> [What is required] Check each line below for the word "Canada", and copy those that have it.

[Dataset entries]
== == ==
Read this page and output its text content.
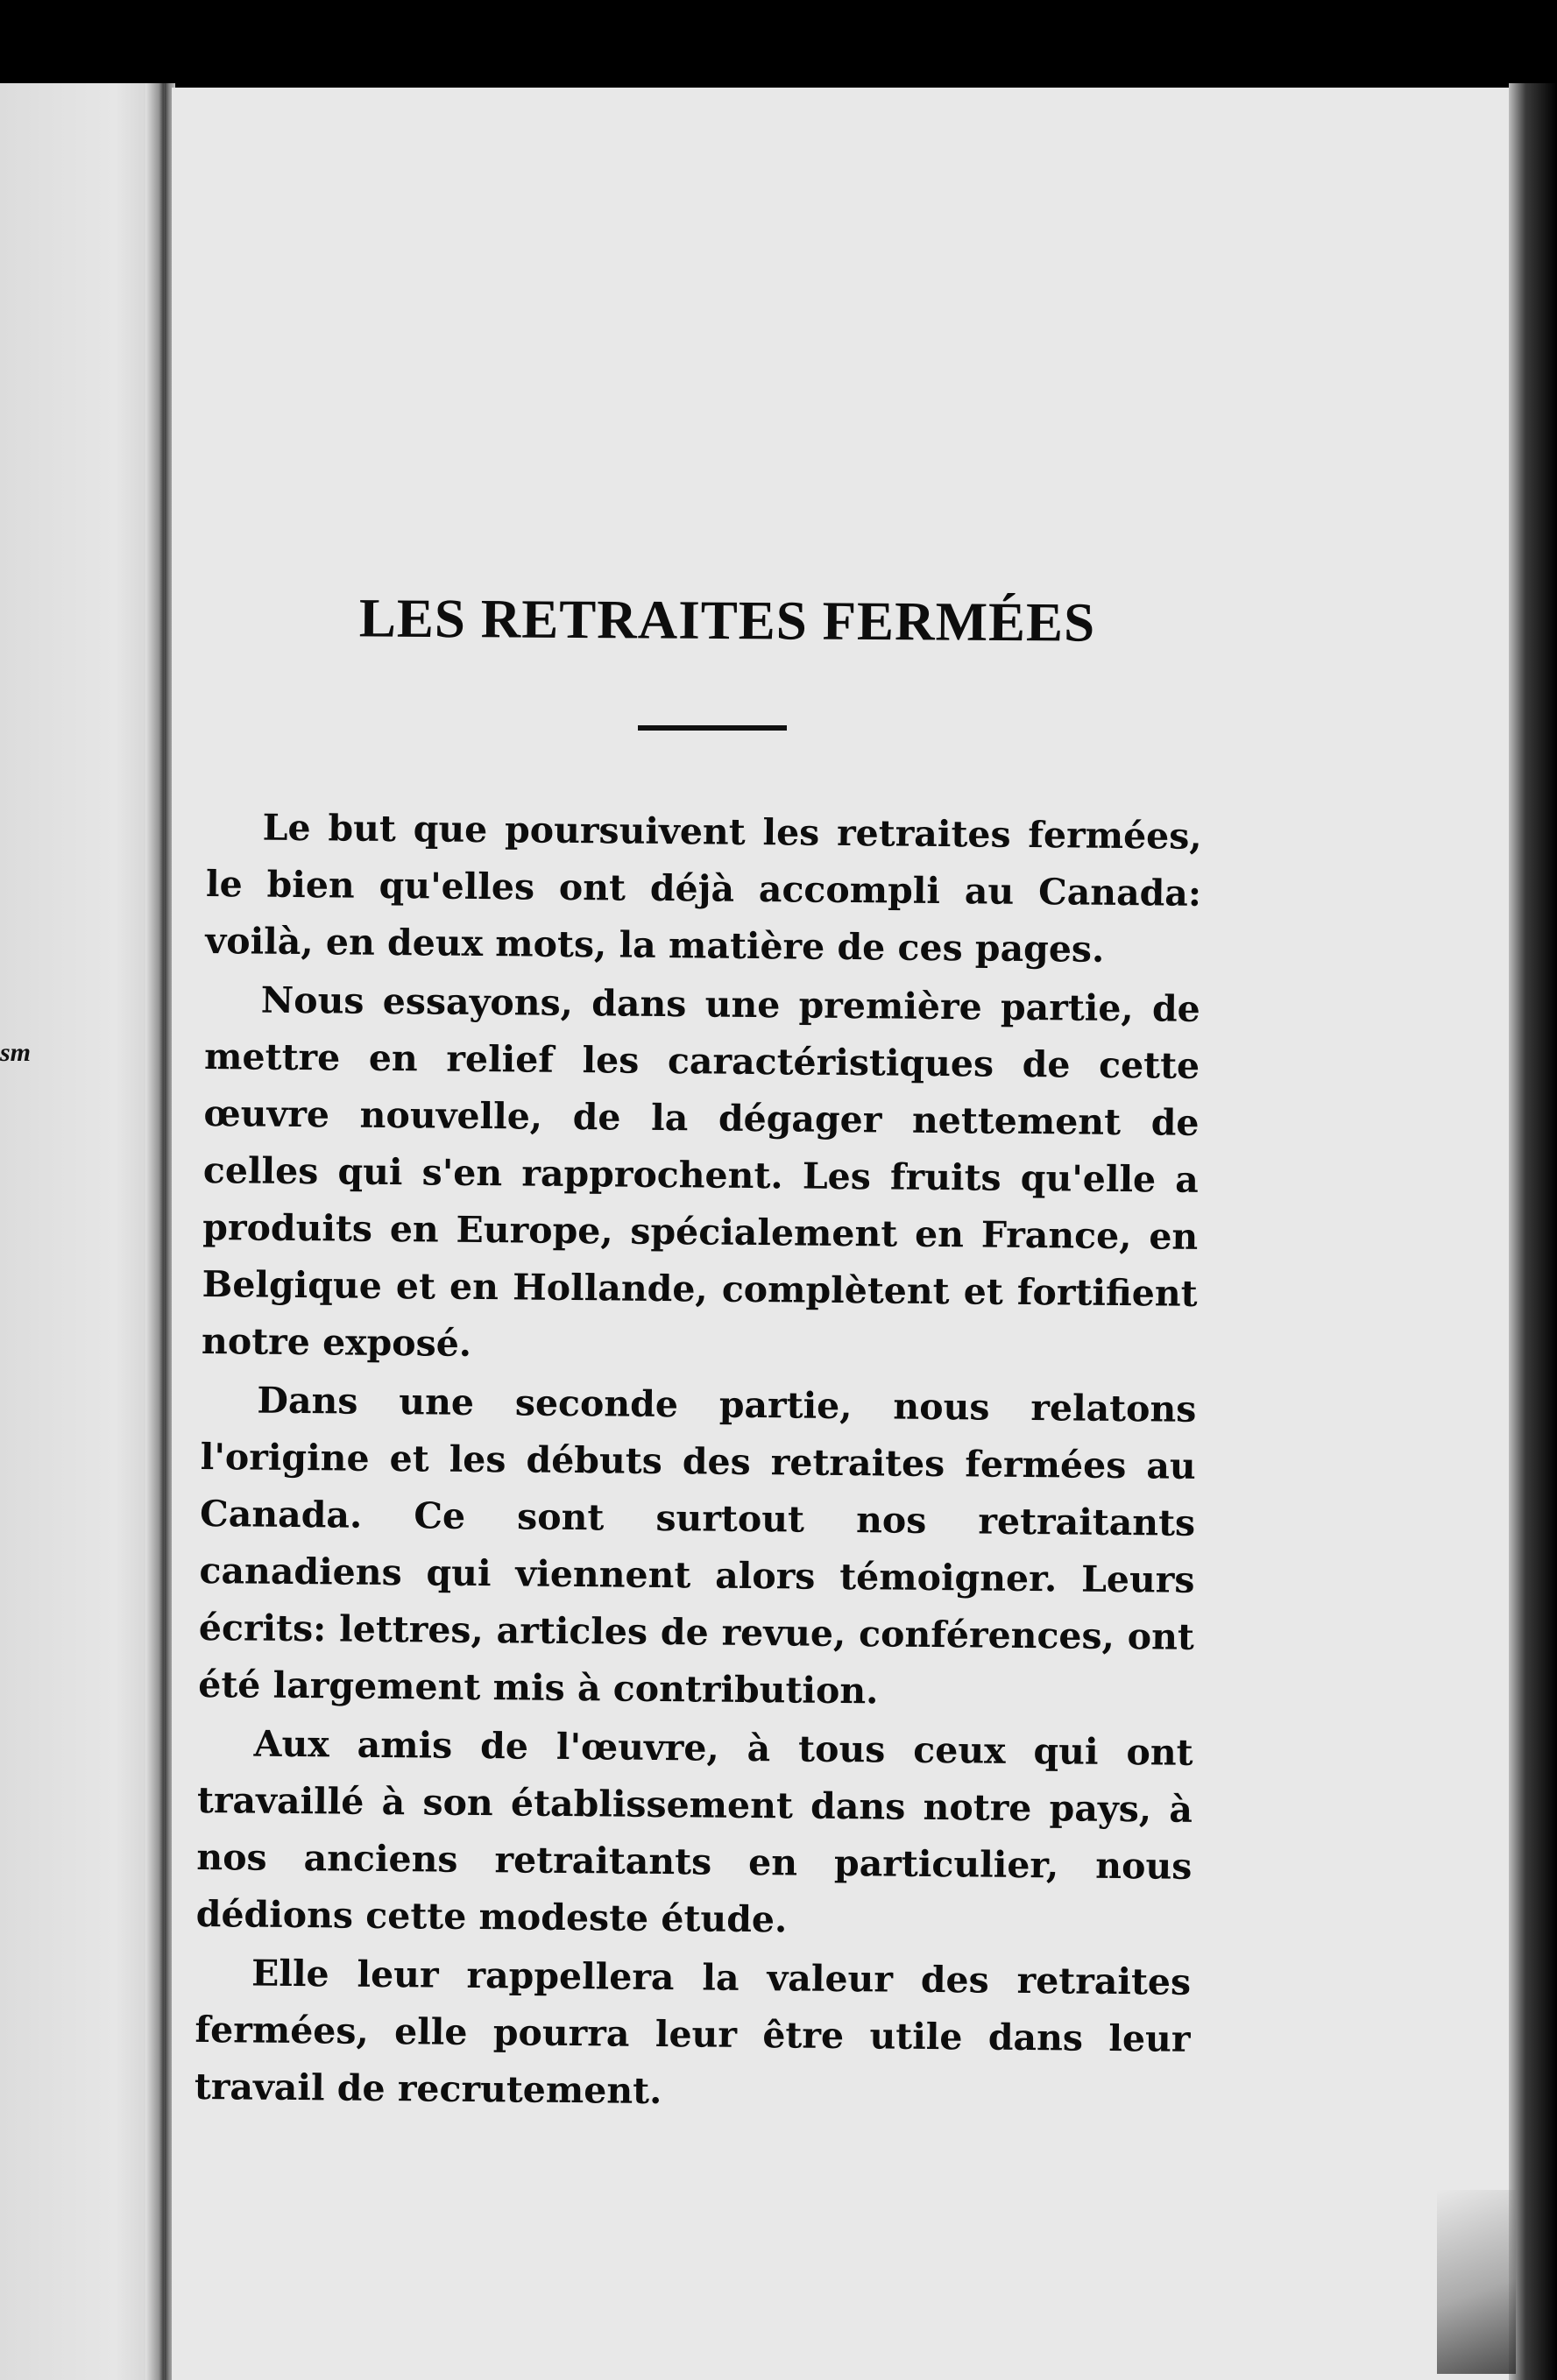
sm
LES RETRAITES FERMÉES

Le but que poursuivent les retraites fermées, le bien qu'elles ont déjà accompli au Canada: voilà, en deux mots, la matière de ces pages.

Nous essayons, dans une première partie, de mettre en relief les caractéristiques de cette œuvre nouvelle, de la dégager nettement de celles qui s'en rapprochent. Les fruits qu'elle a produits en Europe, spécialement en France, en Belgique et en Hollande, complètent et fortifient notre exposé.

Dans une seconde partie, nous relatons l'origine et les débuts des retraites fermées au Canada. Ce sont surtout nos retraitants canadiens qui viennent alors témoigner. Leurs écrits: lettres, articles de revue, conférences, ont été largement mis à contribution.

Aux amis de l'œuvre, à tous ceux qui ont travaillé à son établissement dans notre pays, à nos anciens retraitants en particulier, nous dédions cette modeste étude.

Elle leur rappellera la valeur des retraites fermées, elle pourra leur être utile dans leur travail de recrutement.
== == ==
> [Solution to this problem]
Le but que poursuivent les retraites fermées, le bien qu'elles ont déjà accompli au Canada: voilà, en deux mots, la matière de ces pages.
Dans une seconde partie, nous relatons l'origine et les débuts des retraites fermées au Canada. Ce sont surtout nos retraitants canadiens qui viennent alors témoigner. Leurs écrits: lettres, articles de revue, conférences, ont été largement mis à contribution.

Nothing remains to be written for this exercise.